→ Exercise task: Reproduce the items below, replacing each occurrence of "altimeter-point" with "pressure-point" and keeping every other character unchanged. Omit the pictures from the output.

→ Stored records:
--- Begin ---
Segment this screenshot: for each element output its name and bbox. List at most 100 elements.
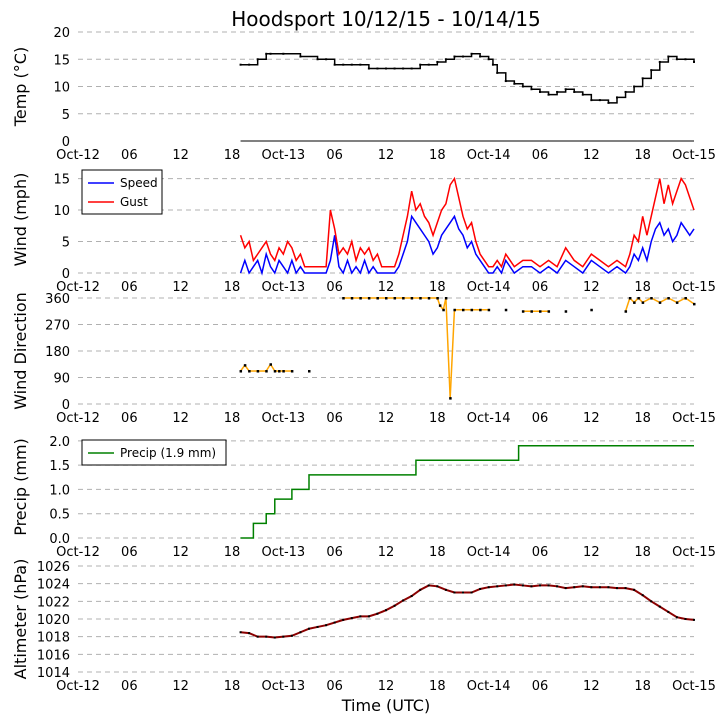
wind-x-tick-label: Oct-14 bbox=[467, 280, 511, 295]
wind-legend-label: Speed bbox=[120, 176, 158, 190]
altimeter-panel: 1014 1016 1018 1020 1022 1024 1026 Oct-12 06 12 18… bbox=[11, 559, 716, 694]
altimeter-y-tick-label: 1014 bbox=[37, 666, 70, 681]
altimeter-point bbox=[607, 586, 610, 589]
temp-point bbox=[479, 55, 482, 58]
altimeter-point bbox=[453, 591, 456, 594]
wind-x-tick-label: 06 bbox=[121, 280, 138, 295]
direction-point bbox=[290, 370, 294, 373]
direction-point bbox=[453, 308, 456, 312]
direction-point bbox=[684, 297, 687, 300]
altimeter-point bbox=[581, 585, 584, 588]
precip-x-tick-label: 18 bbox=[224, 545, 241, 560]
temp-point bbox=[410, 67, 413, 70]
direction-x-tick-label: 06 bbox=[532, 411, 549, 426]
direction-point bbox=[487, 308, 491, 312]
wind-x-tick-label: 12 bbox=[583, 280, 600, 295]
altimeter-point bbox=[359, 615, 362, 618]
precip-x-tick-label: Oct-12 bbox=[56, 545, 100, 560]
altimeter-point bbox=[444, 588, 447, 591]
wind-x-tick-label: 18 bbox=[224, 280, 241, 295]
direction-point bbox=[667, 297, 670, 300]
altimeter-point bbox=[658, 605, 661, 608]
altimeter-point bbox=[675, 616, 678, 619]
direction-point bbox=[530, 310, 533, 313]
altimeter-point bbox=[641, 594, 644, 597]
temp-point bbox=[641, 77, 644, 80]
temp-point bbox=[342, 63, 345, 66]
altimeter-point bbox=[684, 618, 687, 620]
altimeter-point bbox=[479, 587, 482, 590]
temp-y-tick-label: 15 bbox=[53, 53, 70, 68]
temp-y-tick-label: 5 bbox=[62, 108, 70, 123]
temp-point bbox=[650, 69, 653, 72]
direction-x-tick-label: 06 bbox=[326, 411, 343, 426]
direction-point bbox=[243, 364, 247, 367]
altimeter-point bbox=[436, 585, 439, 588]
altimeter-point bbox=[590, 586, 593, 589]
temp-point bbox=[547, 93, 550, 96]
precip-x-tick-label: Oct-13 bbox=[261, 545, 305, 560]
direction-point bbox=[521, 310, 525, 313]
direction-point bbox=[470, 308, 474, 312]
altimeter-point bbox=[667, 610, 670, 613]
wind-x-tick-label: 18 bbox=[634, 280, 651, 295]
altimeter-point bbox=[265, 635, 268, 638]
direction-point bbox=[248, 370, 251, 373]
altimeter-point bbox=[239, 631, 242, 634]
temp-point bbox=[675, 58, 678, 61]
wind-legend-label: Gust bbox=[120, 195, 148, 209]
altimeter-point bbox=[504, 584, 507, 587]
direction-point bbox=[427, 297, 431, 300]
temp-point bbox=[350, 63, 353, 66]
altimeter-x-tick-label: 06 bbox=[326, 679, 343, 694]
direction-x-tick-label: 12 bbox=[378, 411, 395, 426]
x-axis-label: Time (UTC) bbox=[341, 696, 430, 715]
altimeter-series-line bbox=[240, 583, 695, 639]
direction-point bbox=[444, 297, 448, 300]
altimeter-point bbox=[564, 587, 567, 590]
temp-point bbox=[333, 63, 336, 66]
altimeter-point bbox=[342, 618, 345, 621]
altimeter-point bbox=[385, 609, 387, 612]
direction-point bbox=[658, 301, 662, 304]
direction-point bbox=[282, 370, 285, 373]
wind-y-tick-label: 0 bbox=[62, 267, 70, 282]
temp-x-tick-label: 12 bbox=[583, 148, 600, 163]
altimeter-x-tick-label: Oct-14 bbox=[467, 679, 511, 694]
direction-point bbox=[650, 297, 653, 300]
temp-x-tick-label: 18 bbox=[224, 148, 241, 163]
temp-x-tick-label: Oct-12 bbox=[56, 148, 100, 163]
direction-segment bbox=[445, 297, 451, 399]
altimeter-point bbox=[427, 584, 430, 587]
precip-y-tick-label: 2.0 bbox=[49, 435, 70, 450]
altimeter-point bbox=[598, 586, 601, 589]
precip-legend-label: Precip (1.9 mm) bbox=[120, 446, 216, 460]
wind-legend-box bbox=[81, 169, 163, 215]
altimeter-x-tick-label: 18 bbox=[634, 679, 651, 694]
temp-point bbox=[616, 96, 618, 99]
altimeter-y-tick-label: 1016 bbox=[37, 648, 70, 663]
temp-point bbox=[239, 63, 242, 66]
temp-x-tick-label: 18 bbox=[634, 148, 651, 163]
altimeter-x-tick-label: Oct-12 bbox=[56, 679, 100, 694]
direction-point bbox=[410, 297, 414, 300]
temp-point bbox=[504, 80, 507, 83]
direction-x-tick-label: 18 bbox=[634, 411, 651, 426]
altimeter-x-tick-label: 18 bbox=[429, 679, 446, 694]
direction-y-tick-label: 270 bbox=[45, 319, 70, 334]
precip-x-tick-label: Oct-15 bbox=[672, 545, 716, 560]
direction-y-tick-label: 180 bbox=[45, 345, 70, 360]
direction-point bbox=[449, 397, 452, 400]
altimeter-point bbox=[410, 595, 413, 598]
temp-point bbox=[385, 67, 387, 70]
temp-y-tick-label: 0 bbox=[62, 135, 70, 150]
direction-x-tick-label: Oct-12 bbox=[56, 411, 100, 426]
altimeter-point bbox=[350, 617, 353, 620]
wind-y-tick-label: 5 bbox=[62, 236, 70, 251]
precip-x-tick-label: Oct-14 bbox=[467, 545, 511, 560]
wind-x-tick-label: Oct-12 bbox=[56, 280, 100, 295]
temp-point bbox=[299, 55, 302, 58]
direction-y-axis-label: Wind Direction bbox=[11, 292, 30, 410]
direction-x-tick-label: Oct-15 bbox=[672, 411, 716, 426]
--- End ---
→ The solution:
Segment this screenshot: for each element output its name and bbox. List at most 100 elements.
wind-x-tick-label: Oct-14 bbox=[467, 280, 511, 295]
wind-legend-label: Speed bbox=[120, 176, 158, 190]
altimeter-panel: 1014 1016 1018 1020 1022 1024 1026 Oct-12 06 12 18… bbox=[11, 559, 716, 694]
altimeter-y-tick-label: 1014 bbox=[37, 666, 70, 681]
pressure-point bbox=[607, 586, 610, 589]
temp-point bbox=[479, 55, 482, 58]
pressure-point bbox=[453, 591, 456, 594]
wind-x-tick-label: 06 bbox=[121, 280, 138, 295]
direction-point bbox=[290, 370, 294, 373]
direction-point bbox=[453, 308, 456, 312]
direction-point bbox=[684, 297, 687, 300]
pressure-point bbox=[581, 585, 584, 588]
precip-x-tick-label: 18 bbox=[224, 545, 241, 560]
temp-point bbox=[410, 67, 413, 70]
direction-x-tick-label: 06 bbox=[532, 411, 549, 426]
direction-point bbox=[487, 308, 491, 312]
wind-x-tick-label: 12 bbox=[583, 280, 600, 295]
pressure-point bbox=[359, 615, 362, 618]
precip-x-tick-label: Oct-12 bbox=[56, 545, 100, 560]
pressure-point bbox=[444, 588, 447, 591]
wind-x-tick-label: 18 bbox=[224, 280, 241, 295]
direction-point bbox=[667, 297, 670, 300]
pressure-point bbox=[658, 605, 661, 608]
pressure-point bbox=[675, 616, 678, 619]
direction-point bbox=[530, 310, 533, 313]
pressure-point bbox=[641, 594, 644, 597]
temp-point bbox=[641, 77, 644, 80]
temp-point bbox=[342, 63, 345, 66]
pressure-point bbox=[684, 618, 687, 620]
pressure-point bbox=[479, 587, 482, 590]
temp-y-tick-label: 15 bbox=[53, 53, 70, 68]
temp-y-tick-label: 5 bbox=[62, 108, 70, 123]
temp-point bbox=[650, 69, 653, 72]
direction-x-tick-label: 06 bbox=[326, 411, 343, 426]
direction-point bbox=[243, 364, 247, 367]
pressure-point bbox=[436, 585, 439, 588]
pressure-point bbox=[590, 586, 593, 589]
temp-point bbox=[547, 93, 550, 96]
precip-x-tick-label: Oct-13 bbox=[261, 545, 305, 560]
direction-point bbox=[521, 310, 525, 313]
direction-point bbox=[470, 308, 474, 312]
pressure-point bbox=[667, 610, 670, 613]
wind-x-tick-label: 18 bbox=[634, 280, 651, 295]
pressure-point bbox=[265, 635, 268, 638]
direction-point bbox=[248, 370, 251, 373]
pressure-point bbox=[239, 631, 242, 634]
temp-point bbox=[675, 58, 678, 61]
wind-legend-label: Gust bbox=[120, 195, 148, 209]
pressure-point bbox=[504, 584, 507, 587]
direction-point bbox=[427, 297, 431, 300]
temp-point bbox=[350, 63, 353, 66]
altimeter-x-tick-label: 06 bbox=[326, 679, 343, 694]
direction-x-tick-label: 12 bbox=[378, 411, 395, 426]
x-axis-label: Time (UTC) bbox=[341, 696, 430, 715]
altimeter-series-line bbox=[240, 583, 695, 639]
direction-point bbox=[444, 297, 448, 300]
pressure-point bbox=[564, 587, 567, 590]
temp-point bbox=[333, 63, 336, 66]
pressure-point bbox=[342, 618, 345, 621]
pressure-point bbox=[385, 609, 387, 612]
direction-point bbox=[658, 301, 662, 304]
direction-point bbox=[282, 370, 285, 373]
wind-y-tick-label: 0 bbox=[62, 267, 70, 282]
temp-x-tick-label: 12 bbox=[583, 148, 600, 163]
altimeter-x-tick-label: Oct-14 bbox=[467, 679, 511, 694]
direction-point bbox=[650, 297, 653, 300]
temp-x-tick-label: 18 bbox=[224, 148, 241, 163]
temp-x-tick-label: Oct-12 bbox=[56, 148, 100, 163]
direction-segment bbox=[445, 297, 451, 399]
pressure-point bbox=[427, 584, 430, 587]
precip-y-tick-label: 2.0 bbox=[49, 435, 70, 450]
pressure-point bbox=[598, 586, 601, 589]
precip-legend-label: Precip (1.9 mm) bbox=[120, 446, 216, 460]
wind-legend-box bbox=[81, 169, 163, 215]
altimeter-x-tick-label: 18 bbox=[634, 679, 651, 694]
temp-point bbox=[616, 96, 618, 99]
altimeter-y-tick-label: 1016 bbox=[37, 648, 70, 663]
temp-point bbox=[239, 63, 242, 66]
temp-x-tick-label: 18 bbox=[634, 148, 651, 163]
altimeter-x-tick-label: Oct-12 bbox=[56, 679, 100, 694]
direction-point bbox=[410, 297, 414, 300]
temp-point bbox=[504, 80, 507, 83]
direction-x-tick-label: 18 bbox=[634, 411, 651, 426]
altimeter-x-tick-label: 18 bbox=[429, 679, 446, 694]
direction-y-tick-label: 270 bbox=[45, 319, 70, 334]
precip-x-tick-label: Oct-15 bbox=[672, 545, 716, 560]
direction-y-tick-label: 180 bbox=[45, 345, 70, 360]
direction-point bbox=[449, 397, 452, 400]
pressure-point bbox=[410, 595, 413, 598]
temp-point bbox=[385, 67, 387, 70]
temp-y-tick-label: 0 bbox=[62, 135, 70, 150]
direction-x-tick-label: Oct-12 bbox=[56, 411, 100, 426]
pressure-point bbox=[350, 617, 353, 620]
wind-y-tick-label: 5 bbox=[62, 236, 70, 251]
precip-x-tick-label: Oct-14 bbox=[467, 545, 511, 560]
wind-x-tick-label: Oct-12 bbox=[56, 280, 100, 295]
temp-point bbox=[299, 55, 302, 58]
direction-y-axis-label: Wind Direction bbox=[11, 292, 30, 410]
direction-x-tick-label: Oct-15 bbox=[672, 411, 716, 426]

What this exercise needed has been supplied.